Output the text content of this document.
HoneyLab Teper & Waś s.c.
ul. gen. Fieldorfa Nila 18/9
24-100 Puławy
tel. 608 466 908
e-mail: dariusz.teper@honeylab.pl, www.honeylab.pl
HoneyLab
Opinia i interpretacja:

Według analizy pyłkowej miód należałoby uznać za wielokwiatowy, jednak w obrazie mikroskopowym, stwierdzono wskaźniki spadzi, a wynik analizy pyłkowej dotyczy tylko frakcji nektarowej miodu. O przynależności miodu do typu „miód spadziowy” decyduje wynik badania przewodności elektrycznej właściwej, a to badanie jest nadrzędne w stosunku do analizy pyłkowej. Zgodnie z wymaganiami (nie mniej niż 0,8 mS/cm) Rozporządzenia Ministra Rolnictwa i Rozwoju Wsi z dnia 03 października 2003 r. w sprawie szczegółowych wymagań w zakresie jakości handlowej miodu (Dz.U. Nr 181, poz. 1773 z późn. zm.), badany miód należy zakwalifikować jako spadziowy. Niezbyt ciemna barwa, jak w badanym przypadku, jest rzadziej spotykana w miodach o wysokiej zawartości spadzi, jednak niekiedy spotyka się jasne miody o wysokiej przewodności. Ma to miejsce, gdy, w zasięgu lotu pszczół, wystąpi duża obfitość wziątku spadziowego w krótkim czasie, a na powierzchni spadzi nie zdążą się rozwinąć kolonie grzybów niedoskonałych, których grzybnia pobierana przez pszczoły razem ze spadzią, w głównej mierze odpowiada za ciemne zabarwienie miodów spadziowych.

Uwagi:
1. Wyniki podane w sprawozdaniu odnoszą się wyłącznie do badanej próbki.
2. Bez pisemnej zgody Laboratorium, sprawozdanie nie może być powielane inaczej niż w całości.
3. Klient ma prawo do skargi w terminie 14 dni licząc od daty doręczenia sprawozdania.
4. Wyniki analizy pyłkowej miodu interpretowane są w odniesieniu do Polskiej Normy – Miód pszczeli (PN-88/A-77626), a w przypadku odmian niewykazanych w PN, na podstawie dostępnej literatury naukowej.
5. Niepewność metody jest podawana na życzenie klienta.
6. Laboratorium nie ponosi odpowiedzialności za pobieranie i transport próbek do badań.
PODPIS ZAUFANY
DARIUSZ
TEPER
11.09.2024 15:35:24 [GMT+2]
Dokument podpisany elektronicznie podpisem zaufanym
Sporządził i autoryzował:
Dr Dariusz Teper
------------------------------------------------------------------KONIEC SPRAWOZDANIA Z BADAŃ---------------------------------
○ ○ ○ ○ ○ ○ ○
§ **THE EXERCISE**
Each line above is to be repeated exactly.

§ **FULL OUTPUT**
Output the text content of this document.
HoneyLab Teper & Waś s.c.
ul. gen. Fieldorfa Nila 18/9
24-100 Puławy
tel. 608 466 908
e-mail: dariusz.teper@honeylab.pl, www.honeylab.pl
HoneyLab
Opinia i interpretacja:

Według analizy pyłkowej miód należałoby uznać za wielokwiatowy, jednak w obrazie mikroskopowym, stwierdzono wskaźniki spadzi, a wynik analizy pyłkowej dotyczy tylko frakcji nektarowej miodu. O przynależności miodu do typu „miód spadziowy” decyduje wynik badania przewodności elektrycznej właściwej, a to badanie jest nadrzędne w stosunku do analizy pyłkowej. Zgodnie z wymaganiami (nie mniej niż 0,8 mS/cm) Rozporządzenia Ministra Rolnictwa i Rozwoju Wsi z dnia 03 października 2003 r. w sprawie szczegółowych wymagań w zakresie jakości handlowej miodu (Dz.U. Nr 181, poz. 1773 z późn. zm.), badany miód należy zakwalifikować jako spadziowy. Niezbyt ciemna barwa, jak w badanym przypadku, jest rzadziej spotykana w miodach o wysokiej zawartości spadzi, jednak niekiedy spotyka się jasne miody o wysokiej przewodności. Ma to miejsce, gdy, w zasięgu lotu pszczół, wystąpi duża obfitość wziątku spadziowego w krótkim czasie, a na powierzchni spadzi nie zdążą się rozwinąć kolonie grzybów niedoskonałych, których grzybnia pobierana przez pszczoły razem ze spadzią, w głównej mierze odpowiada za ciemne zabarwienie miodów spadziowych.

Uwagi:
1. Wyniki podane w sprawozdaniu odnoszą się wyłącznie do badanej próbki.
2. Bez pisemnej zgody Laboratorium, sprawozdanie nie może być powielane inaczej niż w całości.
3. Klient ma prawo do skargi w terminie 14 dni licząc od daty doręczenia sprawozdania.
4. Wyniki analizy pyłkowej miodu interpretowane są w odniesieniu do Polskiej Normy – Miód pszczeli (PN-88/A-77626), a w przypadku odmian niewykazanych w PN, na podstawie dostępnej literatury naukowej.
5. Niepewność metody jest podawana na życzenie klienta.
6. Laboratorium nie ponosi odpowiedzialności za pobieranie i transport próbek do badań.
PODPIS ZAUFANY
DARIUSZ
TEPER
11.09.2024 15:35:24 [GMT+2]
Dokument podpisany elektronicznie podpisem zaufanym
Sporządził i autoryzował:
Dr Dariusz Teper
------------------------------------------------------------------KONIEC SPRAWOZDANIA Z BADAŃ---------------------------------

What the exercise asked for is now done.